:: Excerpted records
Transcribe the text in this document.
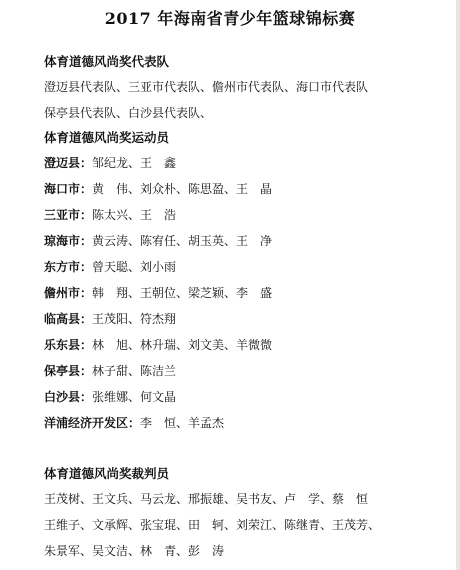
2017 年海南省青少年篮球锦标赛
体育道德风尚奖代表队
澄迈县代表队、三亚市代表队、儋州市代表队、海口市代表队
保亭县代表队、白沙县代表队、
体育道德风尚奖运动员
澄迈县：邹纪龙、王　鑫
海口市：黄　伟、刘众朴、陈思盈、王　晶
三亚市：陈太兴、王　浩
琼海市：黄云涛、陈宥任、胡玉英、王　净
东方市：曾天聪、刘小雨
儋州市：韩　翔、王朝位、梁芝颖、李　盛
临高县：王茂阳、符杰翔
乐东县：林　旭、林升瑞、刘文美、羊微微
保亭县：林子甜、陈洁兰
白沙县：张维娜、何文晶
洋浦经济开发区：李　恒、羊孟杰
体育道德风尚奖裁判员
王茂树、王文兵、马云龙、邢振雄、吴书友、卢　学、蔡　恒
王维子、文承辉、张宝琨、田　轲、刘荣江、陈继青、王茂芳、
朱景军、吴文洁、林　青、彭　涛
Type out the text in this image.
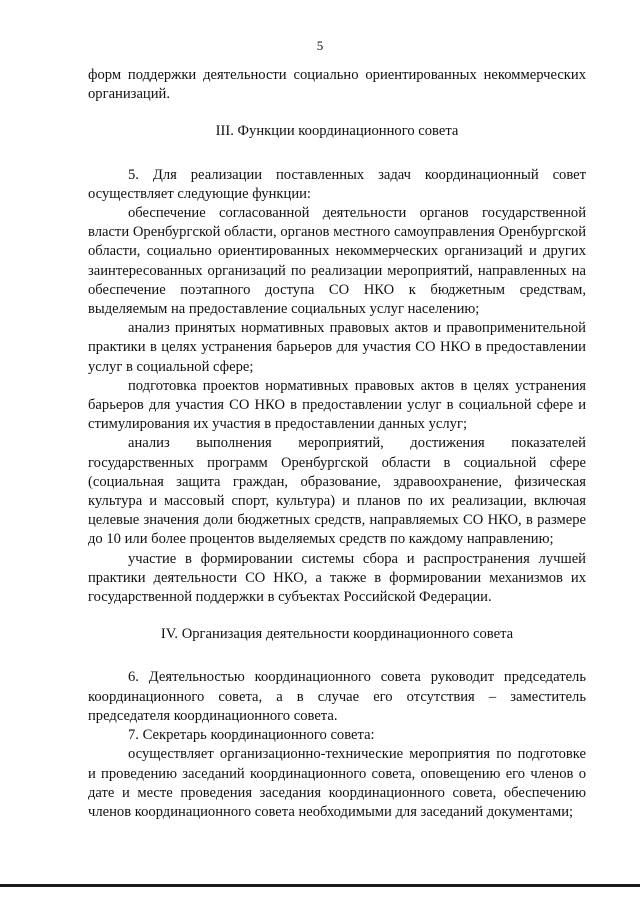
5

форм поддержки деятельности социально ориентированных некоммерческих организаций.

III. Функции координационного совета

5. Для реализации поставленных задач координационный совет осуществляет следующие функции:

обеспечение согласованной деятельности органов государственной власти Оренбургской области, органов местного самоуправления Оренбургской области, социально ориентированных некоммерческих организаций и других заинтересованных организаций по реализации мероприятий, направленных на обеспечение поэтапного доступа СО НКО к бюджетным средствам, выделяемым на предоставление социальных услуг населению;

анализ принятых нормативных правовых актов и правоприменительной практики в целях устранения барьеров для участия СО НКО в предоставлении услуг в социальной сфере;

подготовка проектов нормативных правовых актов в целях устранения барьеров для участия СО НКО в предоставлении услуг в социальной сфере и стимулирования их участия в предоставлении данных услуг;

анализ выполнения мероприятий, достижения показателей государственных программ Оренбургской области в социальной сфере (социальная защита граждан, образование, здравоохранение, физическая культура и массовый спорт, культура) и планов по их реализации, включая целевые значения доли бюджетных средств, направляемых СО НКО, в размере до 10 или более процентов выделяемых средств по каждому направлению;

участие в формировании системы сбора и распространения лучшей практики деятельности СО НКО, а также в формировании механизмов их государственной поддержки в субъектах Российской Федерации.

IV. Организация деятельности координационного совета

6. Деятельностью координационного совета руководит председатель координационного совета, а в случае его отсутствия – заместитель председателя координационного совета.

7. Секретарь координационного совета:

осуществляет организационно-технические мероприятия по подготовке и проведению заседаний координационного совета, оповещению его членов о дате и месте проведения заседания координационного совета, обеспечению членов координационного совета необходимыми для заседаний документами;
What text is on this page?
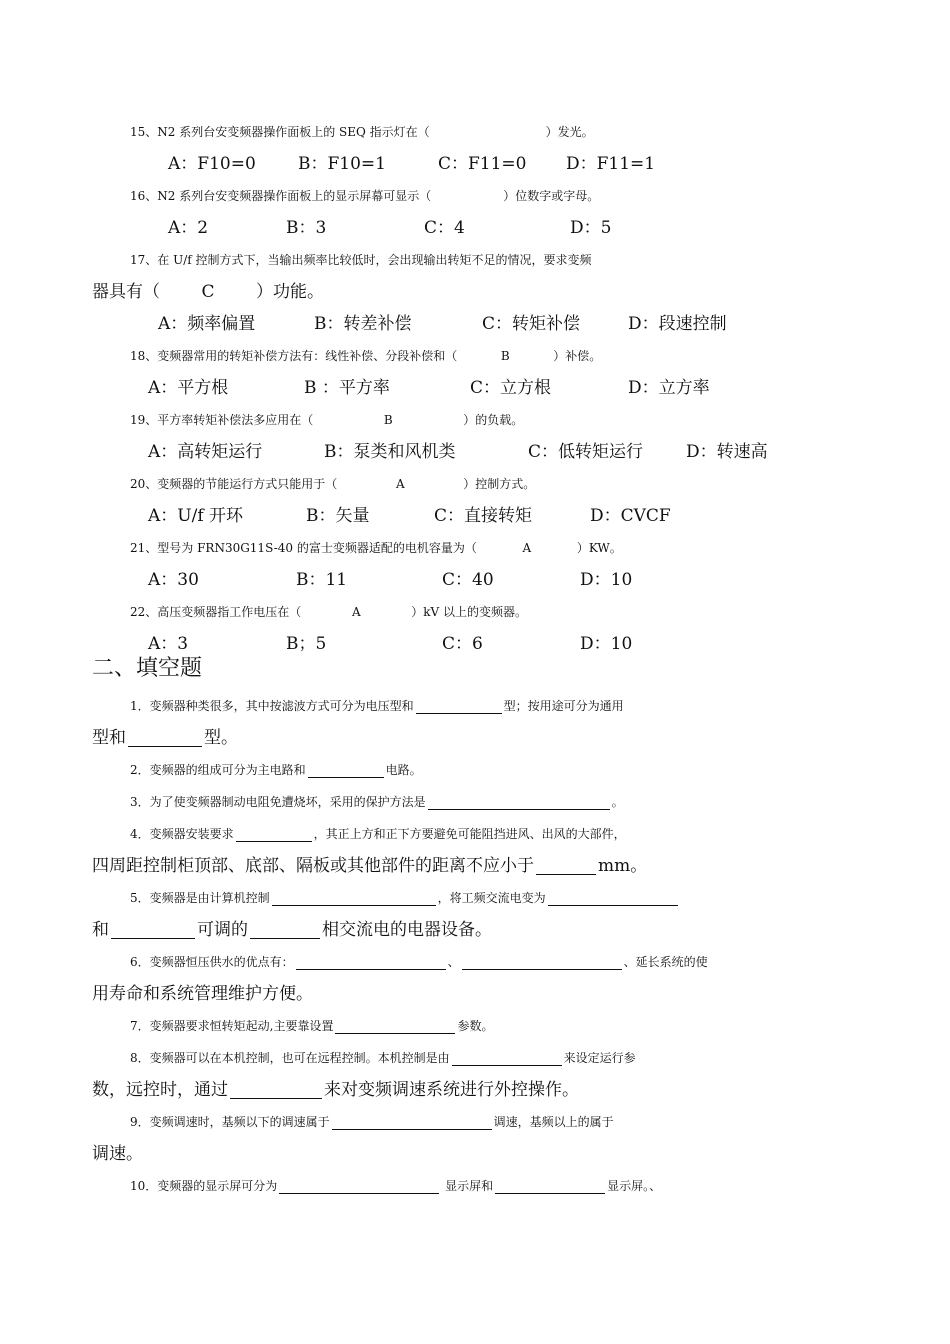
15、N2 系列台安变频器操作面板上的 SEQ 指示灯在（	）发光。
A：F10=0 B：F10=1	C：F11=0 D：F11=1
16、N2 系列台安变频器操作面板上的显示屏幕可显示（	）位数字或字母。
A：2	B：3	C：4	D：5
17、在 U/f 控制方式下，当输出频率比较低时，会出现输出转矩不足的情况，要求变频
器具有（ C ）功能。
A：频率偏置	B：转差补偿	C：转矩补偿	D：段速控制
18、变频器常用的转矩补偿方法有：线性补偿、分段补偿和（	B	）补偿。
A：平方根	B ：平方率	C：立方根	D：立方率
19、平方率转矩补偿法多应用在（	B	）的负载。
A：高转矩运行	B：泵类和风机类	C：低转矩运行	D：转速高
20、变频器的节能运行方式只能用于（	A	）控制方式。
A：U/f 开环	B：矢量	C：直接转矩	D：CVCF
21、型号为 FRN30G11S-40 的富士变频器适配的电机容量为（	A	）KW。
A：30	B：11	C：40	D：10
22、高压变频器指工作电压在（	A	）kV 以上的变频器。
A：3	B；5	C：6	D：10
二、填空题
1．变频器种类很多，其中按滤波方式可分为电压型和	型；按用途可分为通用
型和	型。
2．变频器的组成可分为主电路和	电路。
3．为了使变频器制动电阻免遭烧坏，采用的保护方法是	。
4．变频器安装要求	，其正上方和正下方要避免可能阻挡进风、出风的大部件，
四周距控制柜顶部、底部、隔板或其他部件的距离不应小于	mm。
5．变频器是由计算机控制	，将工频交流电变为
和	可调的	相交流电的电器设备。
6．变频器恒压供水的优点有：	、	、延长系统的使
用寿命和系统管理维护方便。
7．变频器要求恒转矩起动,主要靠设置	参数。
8．变频器可以在本机控制，也可在远程控制。本机控制是由	来设定运行参
数，远控时，通过	来对变频调速系统进行外控操作。
9．变频调速时，基频以下的调速属于	调速，基频以上的属于
调速。
10．变频器的显示屏可分为	显示屏和	显示屏。、
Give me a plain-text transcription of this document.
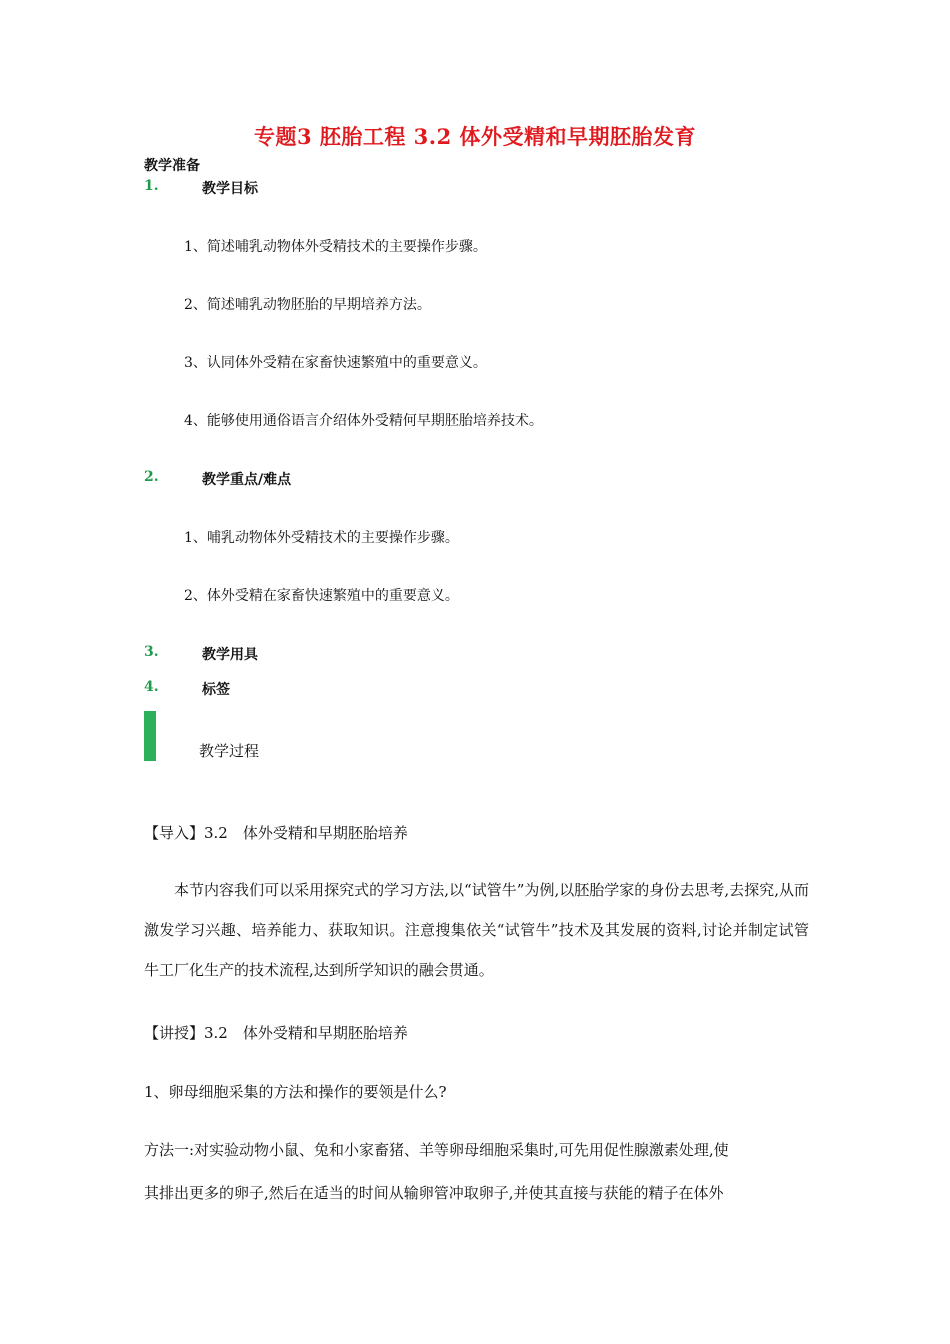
专题3 胚胎工程 3.2 体外受精和早期胚胎发育
教学准备
1.	教学目标
1、简述哺乳动物体外受精技术的主要操作步骤。
2、简述哺乳动物胚胎的早期培养方法。
3、认同体外受精在家畜快速繁殖中的重要意义。
4、能够使用通俗语言介绍体外受精何早期胚胎培养技术。
2.	教学重点/难点
1、哺乳动物体外受精技术的主要操作步骤。
2、体外受精在家畜快速繁殖中的重要意义。
3.	教学用具
4.	标签
教学过程
【导入】3.2　体外受精和早期胚胎培养
本节内容我们可以采用探究式的学习方法,以“试管牛”为例,以胚胎学家的身份去思考,去探究,从而激发学习兴趣、培养能力、获取知识。注意搜集依关“试管牛”技术及其发展的资料,讨论并制定试管牛工厂化生产的技术流程,达到所学知识的融会贯通。
【讲授】3.2　体外受精和早期胚胎培养
1、卵母细胞采集的方法和操作的要领是什么?
方法一:对实验动物小鼠、兔和小家畜猪、羊等卵母细胞采集时,可先用促性腺激素处理,使
其排出更多的卵子,然后在适当的时间从输卵管冲取卵子,并使其直接与获能的精子在体外
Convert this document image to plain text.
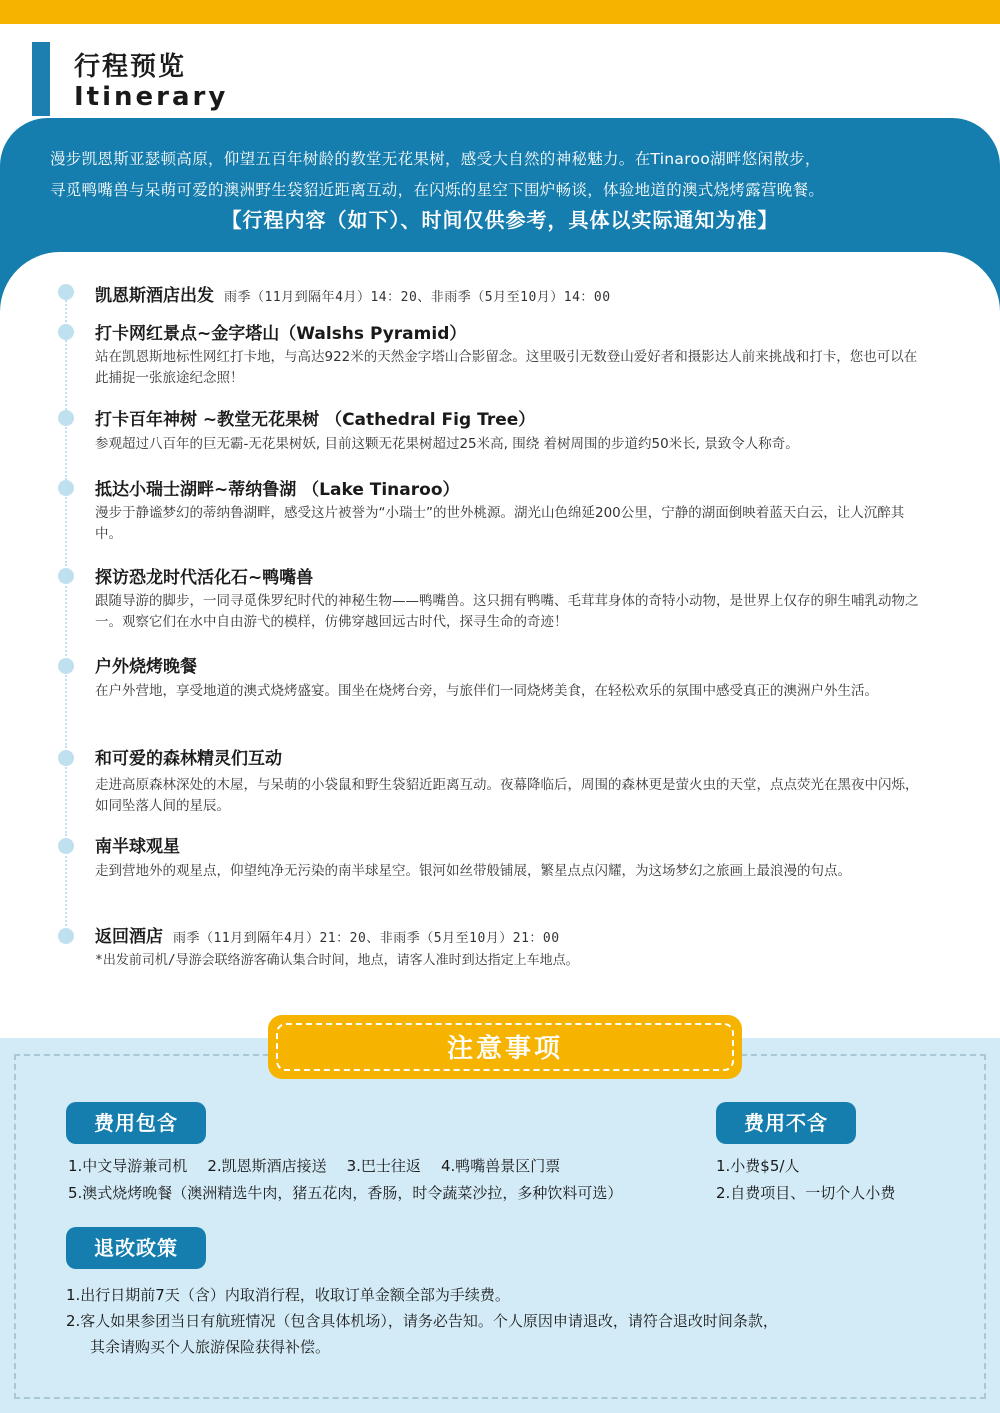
行程预览
Itinerary
漫步凯恩斯亚瑟顿高原，仰望五百年树龄的教堂无花果树，感受大自然的神秘魅力。在Tinaroo湖畔悠闲散步，
寻觅鸭嘴兽与呆萌可爱的澳洲野生袋貂近距离互动，在闪烁的星空下围炉畅谈，体验地道的澳式烧烤露营晚餐。
【行程内容（如下）、时间仅供参考，具体以实际通知为准】
凯恩斯酒店出发 雨季（11月到隔年4月）14：20、非雨季（5月至10月）14：00
打卡网红景点~金字塔山（Walshs Pyramid）
站在凯恩斯地标性网红打卡地，与高达922米的天然金字塔山合影留念。这里吸引无数登山爱好者和摄影达人前来挑战和打卡，您也可以在此捕捉一张旅途纪念照！
打卡百年神树 ~教堂无花果树 （Cathedral Fig Tree）
参观超过八百年的巨无霸-无花果树妖, 目前这颗无花果树超过25米高, 围绕 着树周围的步道约50米长, 景致令人称奇。
抵达小瑞士湖畔~蒂纳鲁湖 （Lake Tinaroo）
漫步于静谧梦幻的蒂纳鲁湖畔，感受这片被誉为“小瑞士”的世外桃源。湖光山色绵延200公里，宁静的湖面倒映着蓝天白云，让人沉醉其中。
探访恐龙时代活化石~鸭嘴兽
跟随导游的脚步，一同寻觅侏罗纪时代的神秘生物——鸭嘴兽。这只拥有鸭嘴、毛茸茸身体的奇特小动物，是世界上仅存的卵生哺乳动物之一。观察它们在水中自由游弋的模样，仿佛穿越回远古时代，探寻生命的奇迹！
户外烧烤晚餐
在户外营地，享受地道的澳式烧烤盛宴。围坐在烧烤台旁，与旅伴们一同烧烤美食，在轻松欢乐的氛围中感受真正的澳洲户外生活。
和可爱的森林精灵们互动
走进高原森林深处的木屋，与呆萌的小袋鼠和野生袋貂近距离互动。夜幕降临后，周围的森林更是萤火虫的天堂，点点荧光在黑夜中闪烁，如同坠落人间的星辰。
南半球观星
走到营地外的观星点，仰望纯净无污染的南半球星空。银河如丝带般铺展，繁星点点闪耀，为这场梦幻之旅画上最浪漫的句点。
返回酒店 雨季（11月到隔年4月）21：20、非雨季（5月至10月）21：00
*出发前司机/导游会联络游客确认集合时间，地点，请客人准时到达指定上车地点。
注意事项
费用包含
1.中文导游兼司机 2.凯恩斯酒店接送 3.巴士往返 4.鸭嘴兽景区门票
5.澳式烧烤晚餐（澳洲精选牛肉，猪五花肉，香肠，时令蔬菜沙拉，多种饮料可选）
费用不含
1.小费$5/人
2.自费项目、一切个人小费
退改政策
1.出行日期前7天（含）内取消行程，收取订单金额全部为手续费。
2.客人如果参团当日有航班情况（包含具体机场），请务必告知。个人原因申请退改，请符合退改时间条款，
其余请购买个人旅游保险获得补偿。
::::
Find all lines where the word "this" appears. Copy them.

Transcribe the text in this document.
Type out the text in this image.
What text is on this page?
Give me a plain-text transcription of this document.
Convert this document image to plain text.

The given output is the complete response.